- _RECORDS FOR PROCESSING_:
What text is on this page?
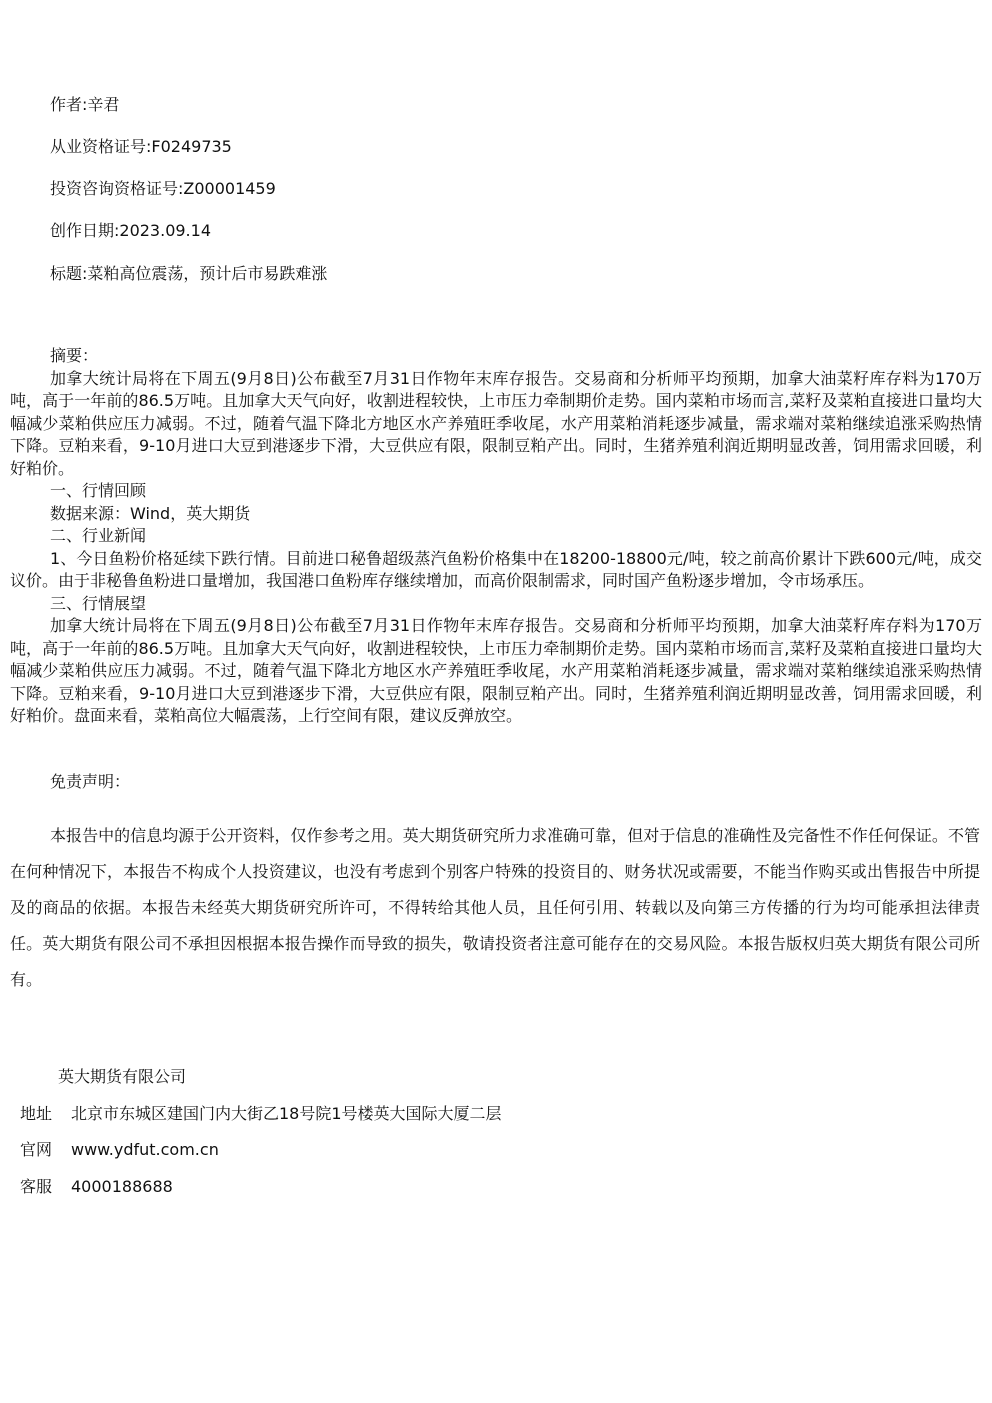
作者:辛君
从业资格证号:F0249735
投资咨询资格证号:Z00001459
创作日期:2023.09.14
标题:菜粕高位震荡，预计后市易跌难涨

摘要：

加拿大统计局将在下周五(9月8日)公布截至7月31日作物年末库存报告。交易商和分析师平均预期，加拿大油菜籽库存料为170万吨，高于一年前的86.5万吨。且加拿大天气向好，收割进程较快，上市压力牵制期价走势。国内菜粕市场而言,菜籽及菜粕直接进口量均大幅减少菜粕供应压力减弱。不过，随着气温下降北方地区水产养殖旺季收尾，水产用菜粕消耗逐步减量，需求端对菜粕继续追涨采购热情下降。豆粕来看，9-10月进口大豆到港逐步下滑，大豆供应有限，限制豆粕产出。同时，生猪养殖利润近期明显改善，饲用需求回暖，利好粕价。

一、行情回顾

数据来源：Wind，英大期货

二、行业新闻

1、今日鱼粉价格延续下跌行情。目前进口秘鲁超级蒸汽鱼粉价格集中在18200-18800元/吨，较之前高价累计下跌600元/吨，成交议价。由于非秘鲁鱼粉进口量增加，我国港口鱼粉库存继续增加，而高价限制需求，同时国产鱼粉逐步增加，令市场承压。

三、行情展望

加拿大统计局将在下周五(9月8日)公布截至7月31日作物年末库存报告。交易商和分析师平均预期，加拿大油菜籽库存料为170万吨，高于一年前的86.5万吨。且加拿大天气向好，收割进程较快，上市压力牵制期价走势。国内菜粕市场而言,菜籽及菜粕直接进口量均大幅减少菜粕供应压力减弱。不过，随着气温下降北方地区水产养殖旺季收尾，水产用菜粕消耗逐步减量，需求端对菜粕继续追涨采购热情下降。豆粕来看，9-10月进口大豆到港逐步下滑，大豆供应有限，限制豆粕产出。同时，生猪养殖利润近期明显改善，饲用需求回暖，利好粕价。盘面来看，菜粕高位大幅震荡，上行空间有限，建议反弹放空。

免责声明：
本报告中的信息均源于公开资料，仅作参考之用。英大期货研究所力求准确可靠，但对于信息的准确性及完备性不作任何保证。不管在何种情况下，本报告不构成个人投资建议，也没有考虑到个别客户特殊的投资目的、财务状况或需要，不能当作购买或出售报告中所提及的商品的依据。本报告未经英大期货研究所许可，不得转给其他人员，且任何引用、转载以及向第三方传播的行为均可能承担法律责任。英大期货有限公司不承担因根据本报告操作而导致的损失，敬请投资者注意可能存在的交易风险。本报告版权归英大期货有限公司所有。
英大期货有限公司
地址 北京市东城区建国门内大街乙18号院1号楼英大国际大厦二层
官网 www.ydfut.com.cn
客服 4000188688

- _TASK DIRECTIONS_: Return all of the entries word for word, but omit the pictures.

- _RESPONSE BELOW_:
What text is on this page?
作者:辛君
从业资格证号:F0249735
投资咨询资格证号:Z00001459
创作日期:2023.09.14
标题:菜粕高位震荡，预计后市易跌难涨

摘要：

加拿大统计局将在下周五(9月8日)公布截至7月31日作物年末库存报告。交易商和分析师平均预期，加拿大油菜籽库存料为170万吨，高于一年前的86.5万吨。且加拿大天气向好，收割进程较快，上市压力牵制期价走势。国内菜粕市场而言,菜籽及菜粕直接进口量均大幅减少菜粕供应压力减弱。不过，随着气温下降北方地区水产养殖旺季收尾，水产用菜粕消耗逐步减量，需求端对菜粕继续追涨采购热情下降。豆粕来看，9-10月进口大豆到港逐步下滑，大豆供应有限，限制豆粕产出。同时，生猪养殖利润近期明显改善，饲用需求回暖，利好粕价。

一、行情回顾

数据来源：Wind，英大期货

二、行业新闻

1、今日鱼粉价格延续下跌行情。目前进口秘鲁超级蒸汽鱼粉价格集中在18200-18800元/吨，较之前高价累计下跌600元/吨，成交议价。由于非秘鲁鱼粉进口量增加，我国港口鱼粉库存继续增加，而高价限制需求，同时国产鱼粉逐步增加，令市场承压。

三、行情展望

加拿大统计局将在下周五(9月8日)公布截至7月31日作物年末库存报告。交易商和分析师平均预期，加拿大油菜籽库存料为170万吨，高于一年前的86.5万吨。且加拿大天气向好，收割进程较快，上市压力牵制期价走势。国内菜粕市场而言,菜籽及菜粕直接进口量均大幅减少菜粕供应压力减弱。不过，随着气温下降北方地区水产养殖旺季收尾，水产用菜粕消耗逐步减量，需求端对菜粕继续追涨采购热情下降。豆粕来看，9-10月进口大豆到港逐步下滑，大豆供应有限，限制豆粕产出。同时，生猪养殖利润近期明显改善，饲用需求回暖，利好粕价。盘面来看，菜粕高位大幅震荡，上行空间有限，建议反弹放空。

免责声明：
本报告中的信息均源于公开资料，仅作参考之用。英大期货研究所力求准确可靠，但对于信息的准确性及完备性不作任何保证。不管在何种情况下，本报告不构成个人投资建议，也没有考虑到个别客户特殊的投资目的、财务状况或需要，不能当作购买或出售报告中所提及的商品的依据。本报告未经英大期货研究所许可，不得转给其他人员，且任何引用、转载以及向第三方传播的行为均可能承担法律责任。英大期货有限公司不承担因根据本报告操作而导致的损失，敬请投资者注意可能存在的交易风险。本报告版权归英大期货有限公司所有。
英大期货有限公司
地址 北京市东城区建国门内大街乙18号院1号楼英大国际大厦二层
官网 www.ydfut.com.cn
客服 4000188688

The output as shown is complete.